■ Records shown:
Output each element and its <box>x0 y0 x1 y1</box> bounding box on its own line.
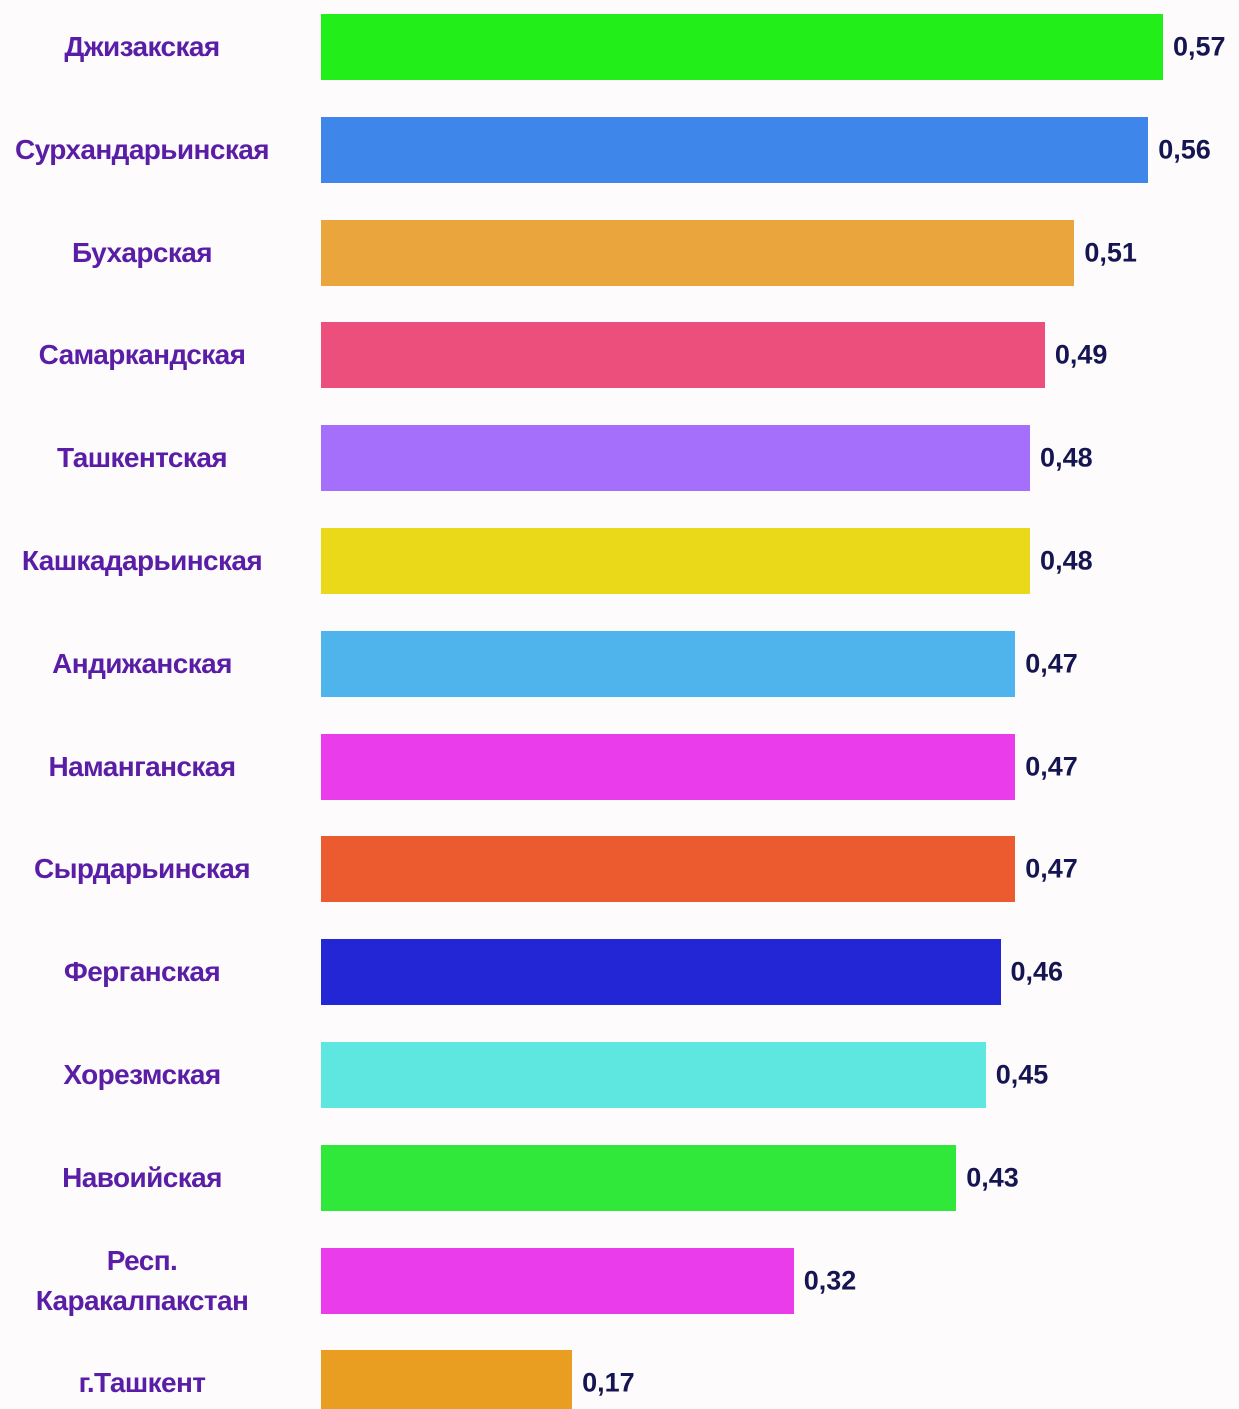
category-label: г.Ташкент <box>78 1367 206 1399</box>
value-label: 0,56 <box>1158 134 1211 165</box>
bar <box>321 116 1149 183</box>
category-label: Наманганская <box>48 750 236 782</box>
value-label: 0,47 <box>1025 853 1078 884</box>
value-label: 0,57 <box>1173 31 1226 62</box>
category-label: Навоийская <box>62 1161 222 1193</box>
value-label: 0,17 <box>582 1367 635 1398</box>
value-label: 0,48 <box>1040 545 1093 576</box>
bar <box>321 836 1016 903</box>
value-label: 0,46 <box>1010 956 1064 987</box>
bar <box>321 1042 986 1108</box>
bar <box>321 322 1045 389</box>
value-label: 0,47 <box>1025 648 1078 679</box>
bar <box>321 14 1163 80</box>
bar <box>321 1350 573 1409</box>
bar <box>321 1247 794 1314</box>
category-label: Джизакская <box>64 31 220 62</box>
value-label: 0,45 <box>995 1059 1049 1090</box>
category-label: Сырдарьинская <box>33 853 251 885</box>
category-label: Бухарская <box>71 236 213 268</box>
value-label: 0,48 <box>1040 442 1093 473</box>
value-label: 0,43 <box>966 1162 1019 1193</box>
bar <box>321 939 1001 1006</box>
category-label: Ташкентская <box>56 442 228 474</box>
bar <box>321 528 1031 594</box>
bar <box>321 733 1016 800</box>
category-label: Хорезмская <box>63 1059 221 1090</box>
category-label: Кашкадарьинская <box>21 545 263 576</box>
bar <box>321 1144 957 1211</box>
category-label: Андижанская <box>52 647 232 679</box>
category-label: Респ. Каракалпакстан <box>35 1244 249 1316</box>
bar <box>321 219 1075 286</box>
bar <box>321 630 1016 697</box>
value-label: 0,32 <box>803 1265 857 1296</box>
category-label: Самаркандская <box>38 339 246 371</box>
value-label: 0,47 <box>1025 751 1078 782</box>
bar <box>321 425 1031 492</box>
category-label: Сурхандарьинская <box>15 133 270 165</box>
value-label: 0,51 <box>1084 237 1137 268</box>
category-label: Ферганская <box>63 956 221 988</box>
value-label: 0,49 <box>1054 339 1108 370</box>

■ Directions for this task:
Extract the stretch of lines from the one containing "category-label: г.Ташкент <box>78" through the one containing "value-label: 0,57 <box>1173 31 1226 62</box>", and copy them exactly.

■ Answer to the exercise:
category-label: г.Ташкент <box>78 1367 206 1399</box>
value-label: 0,56 <box>1158 134 1211 165</box>
bar <box>321 116 1149 183</box>
category-label: Наманганская <box>48 750 236 782</box>
value-label: 0,47 <box>1025 853 1078 884</box>
value-label: 0,57 <box>1173 31 1226 62</box>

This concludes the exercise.